◆ Work to do
Quote the records below in full, exactly as given, with the images taken out.

◆ Material to process

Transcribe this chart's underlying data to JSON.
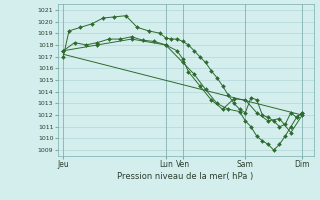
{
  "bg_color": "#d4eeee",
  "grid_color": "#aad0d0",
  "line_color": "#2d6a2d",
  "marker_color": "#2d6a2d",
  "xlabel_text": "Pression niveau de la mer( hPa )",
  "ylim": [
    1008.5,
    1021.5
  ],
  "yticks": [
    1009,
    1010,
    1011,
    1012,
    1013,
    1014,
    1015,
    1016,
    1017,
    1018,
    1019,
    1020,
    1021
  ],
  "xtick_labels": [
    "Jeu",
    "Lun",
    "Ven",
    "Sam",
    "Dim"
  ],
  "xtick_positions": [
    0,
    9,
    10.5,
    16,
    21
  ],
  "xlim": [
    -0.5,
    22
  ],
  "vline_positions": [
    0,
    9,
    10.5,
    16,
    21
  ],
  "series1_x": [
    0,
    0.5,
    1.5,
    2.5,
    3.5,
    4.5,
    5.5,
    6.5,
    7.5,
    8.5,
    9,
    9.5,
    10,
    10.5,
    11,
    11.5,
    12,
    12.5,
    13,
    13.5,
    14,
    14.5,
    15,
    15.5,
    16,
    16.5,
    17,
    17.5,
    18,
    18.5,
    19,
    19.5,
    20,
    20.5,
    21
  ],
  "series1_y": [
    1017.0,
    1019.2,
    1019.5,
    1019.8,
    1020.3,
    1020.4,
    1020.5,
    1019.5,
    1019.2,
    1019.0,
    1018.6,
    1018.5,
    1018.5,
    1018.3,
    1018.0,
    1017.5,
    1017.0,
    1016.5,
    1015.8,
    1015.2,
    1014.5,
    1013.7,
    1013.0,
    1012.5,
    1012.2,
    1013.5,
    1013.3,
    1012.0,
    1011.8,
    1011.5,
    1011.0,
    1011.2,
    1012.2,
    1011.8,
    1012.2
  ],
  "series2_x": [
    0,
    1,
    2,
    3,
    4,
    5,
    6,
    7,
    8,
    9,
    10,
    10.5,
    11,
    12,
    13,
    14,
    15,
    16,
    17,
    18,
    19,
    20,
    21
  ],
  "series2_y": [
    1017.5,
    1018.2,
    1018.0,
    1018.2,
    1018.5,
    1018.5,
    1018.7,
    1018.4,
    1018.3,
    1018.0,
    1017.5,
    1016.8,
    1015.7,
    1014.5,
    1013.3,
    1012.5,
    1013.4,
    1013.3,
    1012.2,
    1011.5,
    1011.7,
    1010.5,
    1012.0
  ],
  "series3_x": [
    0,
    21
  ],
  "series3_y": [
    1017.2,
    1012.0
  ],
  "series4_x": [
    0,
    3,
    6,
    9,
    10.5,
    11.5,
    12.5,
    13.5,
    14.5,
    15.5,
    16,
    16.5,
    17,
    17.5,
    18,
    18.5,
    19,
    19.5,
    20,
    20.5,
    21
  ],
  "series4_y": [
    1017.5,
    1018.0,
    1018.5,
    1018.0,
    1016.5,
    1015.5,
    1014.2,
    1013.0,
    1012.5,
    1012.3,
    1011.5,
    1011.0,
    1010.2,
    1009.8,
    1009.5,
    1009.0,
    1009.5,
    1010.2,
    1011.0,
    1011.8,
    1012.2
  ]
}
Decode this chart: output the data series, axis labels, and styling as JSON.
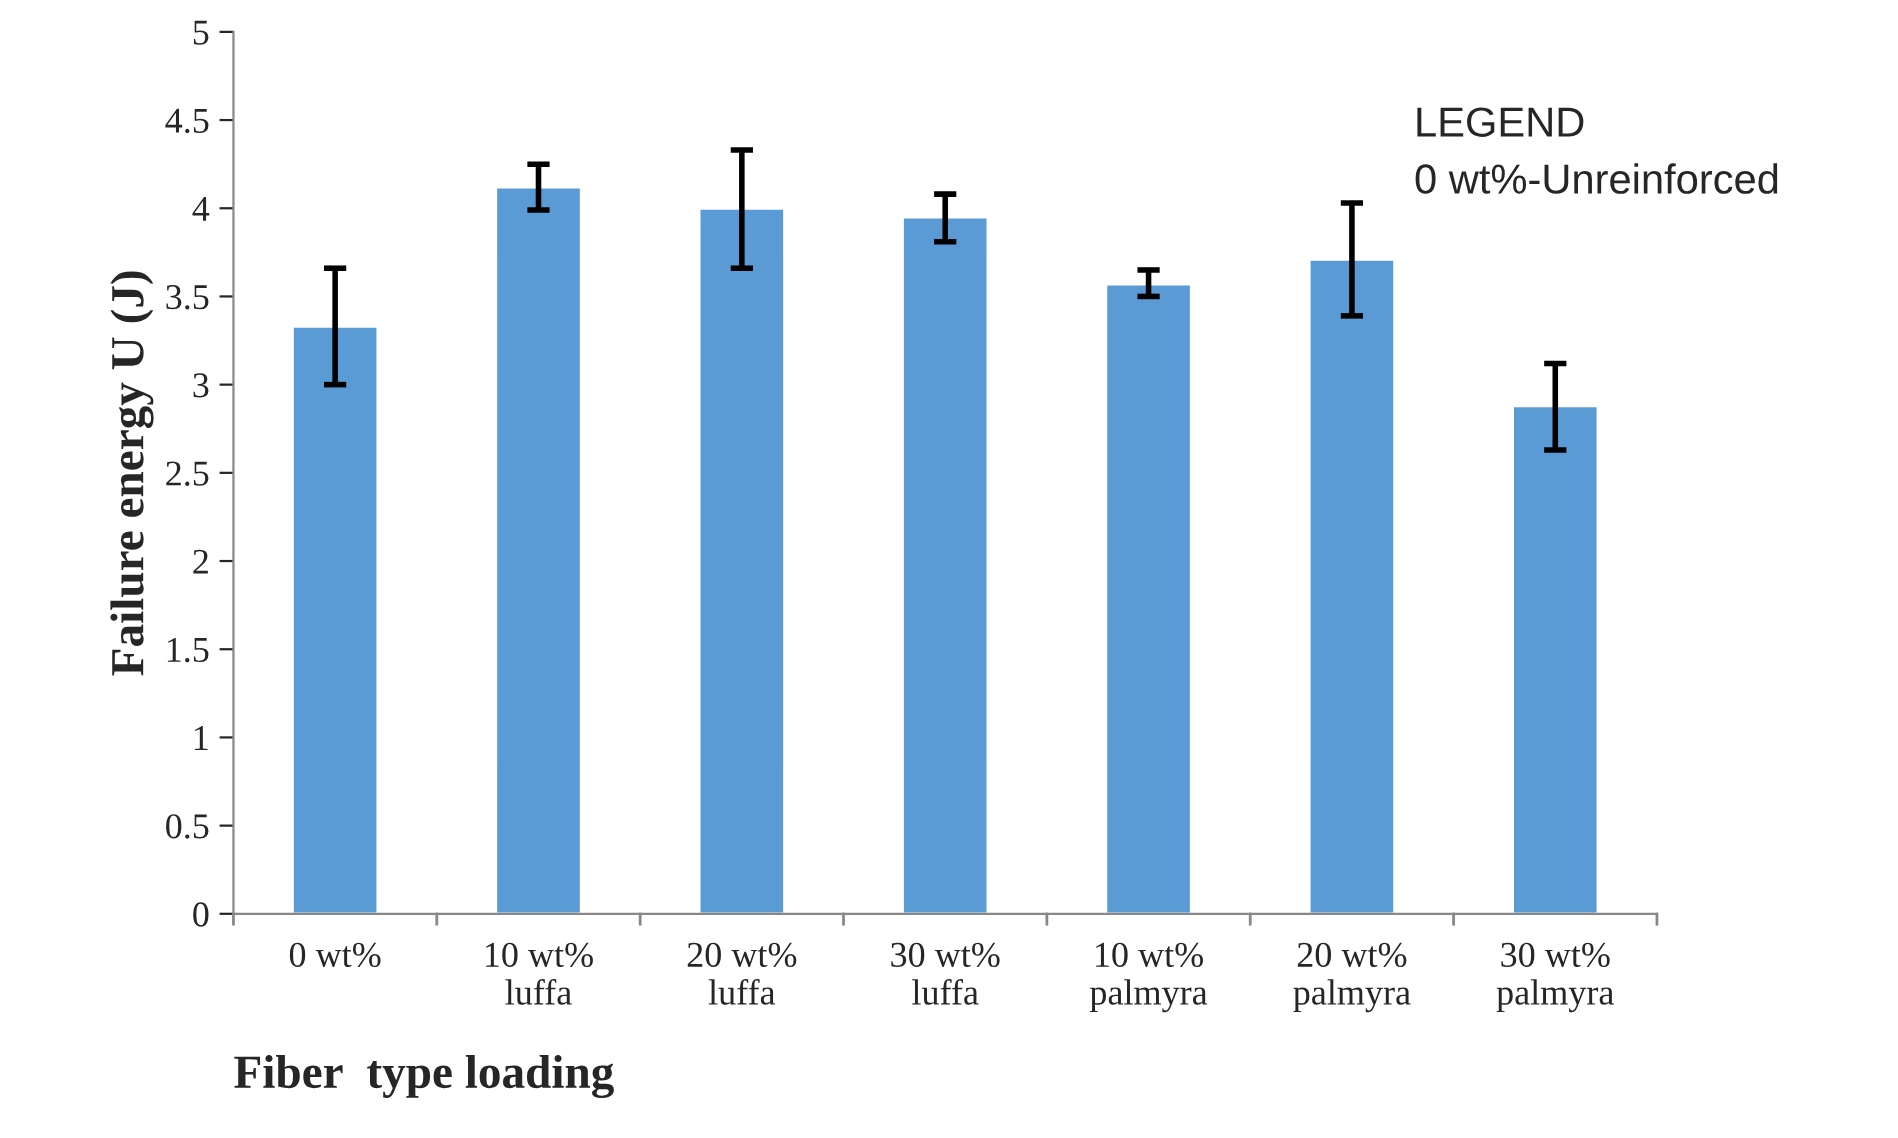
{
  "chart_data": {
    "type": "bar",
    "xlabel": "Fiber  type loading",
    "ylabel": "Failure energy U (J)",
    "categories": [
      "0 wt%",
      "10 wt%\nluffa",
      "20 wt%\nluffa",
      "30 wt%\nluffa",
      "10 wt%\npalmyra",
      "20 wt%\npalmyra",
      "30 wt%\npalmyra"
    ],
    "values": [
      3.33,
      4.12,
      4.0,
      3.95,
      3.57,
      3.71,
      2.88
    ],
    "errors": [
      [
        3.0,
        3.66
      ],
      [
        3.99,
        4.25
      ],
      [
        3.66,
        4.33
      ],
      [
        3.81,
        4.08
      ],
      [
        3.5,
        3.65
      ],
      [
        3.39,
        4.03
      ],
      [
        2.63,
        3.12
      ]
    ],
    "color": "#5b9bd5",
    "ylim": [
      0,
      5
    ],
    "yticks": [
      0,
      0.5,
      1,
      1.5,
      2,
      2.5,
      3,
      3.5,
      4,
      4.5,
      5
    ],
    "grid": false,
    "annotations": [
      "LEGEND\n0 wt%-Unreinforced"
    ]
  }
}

◆ Response below
Transcribe this chart's underlying data to JSON.
{
  "bg_color": "#d4eeee",
  "grid_color": "#aad0d0",
  "line_color": "#2d6a2d",
  "marker_color": "#2d6a2d",
  "xlabel_text": "Pression niveau de la mer( hPa )",
  "ylim": [
    1008.5,
    1021.5
  ],
  "yticks": [
    1009,
    1010,
    1011,
    1012,
    1013,
    1014,
    1015,
    1016,
    1017,
    1018,
    1019,
    1020,
    1021
  ],
  "xtick_labels": [
    "Jeu",
    "Lun",
    "Ven",
    "Sam",
    "Dim"
  ],
  "xtick_positions": [
    0,
    9,
    10.5,
    16,
    21
  ],
  "xlim": [
    -0.5,
    22
  ],
  "vline_positions": [
    0,
    9,
    10.5,
    16,
    21
  ],
  "series1_x": [
    0,
    0.5,
    1.5,
    2.5,
    3.5,
    4.5,
    5.5,
    6.5,
    7.5,
    8.5,
    9,
    9.5,
    10,
    10.5,
    11,
    11.5,
    12,
    12.5,
    13,
    13.5,
    14,
    14.5,
    15,
    15.5,
    16,
    16.5,
    17,
    17.5,
    18,
    18.5,
    19,
    19.5,
    20,
    20.5,
    21
  ],
  "series1_y": [
    1017.0,
    1019.2,
    1019.5,
    1019.8,
    1020.3,
    1020.4,
    1020.5,
    1019.5,
    1019.2,
    1019.0,
    1018.6,
    1018.5,
    1018.5,
    1018.3,
    1018.0,
    1017.5,
    1017.0,
    1016.5,
    1015.8,
    1015.2,
    1014.5,
    1013.7,
    1013.0,
    1012.5,
    1012.2,
    1013.5,
    1013.3,
    1012.0,
    1011.8,
    1011.5,
    1011.0,
    1011.2,
    1012.2,
    1011.8,
    1012.2
  ],
  "series2_x": [
    0,
    1,
    2,
    3,
    4,
    5,
    6,
    7,
    8,
    9,
    10,
    10.5,
    11,
    12,
    13,
    14,
    15,
    16,
    17,
    18,
    19,
    20,
    21
  ],
  "series2_y": [
    1017.5,
    1018.2,
    1018.0,
    1018.2,
    1018.5,
    1018.5,
    1018.7,
    1018.4,
    1018.3,
    1018.0,
    1017.5,
    1016.8,
    1015.7,
    1014.5,
    1013.3,
    1012.5,
    1013.4,
    1013.3,
    1012.2,
    1011.5,
    1011.7,
    1010.5,
    1012.0
  ],
  "series3_x": [
    0,
    21
  ],
  "series3_y": [
    1017.2,
    1012.0
  ],
  "series4_x": [
    0,
    3,
    6,
    9,
    10.5,
    11.5,
    12.5,
    13.5,
    14.5,
    15.5,
    16,
    16.5,
    17,
    17.5,
    18,
    18.5,
    19,
    19.5,
    20,
    20.5,
    21
  ],
  "series4_y": [
    1017.5,
    1018.0,
    1018.5,
    1018.0,
    1016.5,
    1015.5,
    1014.2,
    1013.0,
    1012.5,
    1012.3,
    1011.5,
    1011.0,
    1010.2,
    1009.8,
    1009.5,
    1009.0,
    1009.5,
    1010.2,
    1011.0,
    1011.8,
    1012.2
  ]
}
Decode this chart: output the data series, axis labels, and styling as JSON.
{
  "chart_data": {
    "type": "bar",
    "xlabel": "Fiber  type loading",
    "ylabel": "Failure energy U (J)",
    "categories": [
      "0 wt%",
      "10 wt%\nluffa",
      "20 wt%\nluffa",
      "30 wt%\nluffa",
      "10 wt%\npalmyra",
      "20 wt%\npalmyra",
      "30 wt%\npalmyra"
    ],
    "values": [
      3.33,
      4.12,
      4.0,
      3.95,
      3.57,
      3.71,
      2.88
    ],
    "errors": [
      [
        3.0,
        3.66
      ],
      [
        3.99,
        4.25
      ],
      [
        3.66,
        4.33
      ],
      [
        3.81,
        4.08
      ],
      [
        3.5,
        3.65
      ],
      [
        3.39,
        4.03
      ],
      [
        2.63,
        3.12
      ]
    ],
    "color": "#5b9bd5",
    "ylim": [
      0,
      5
    ],
    "yticks": [
      0,
      0.5,
      1,
      1.5,
      2,
      2.5,
      3,
      3.5,
      4,
      4.5,
      5
    ],
    "grid": false,
    "annotations": [
      "LEGEND\n0 wt%-Unreinforced"
    ]
  }
}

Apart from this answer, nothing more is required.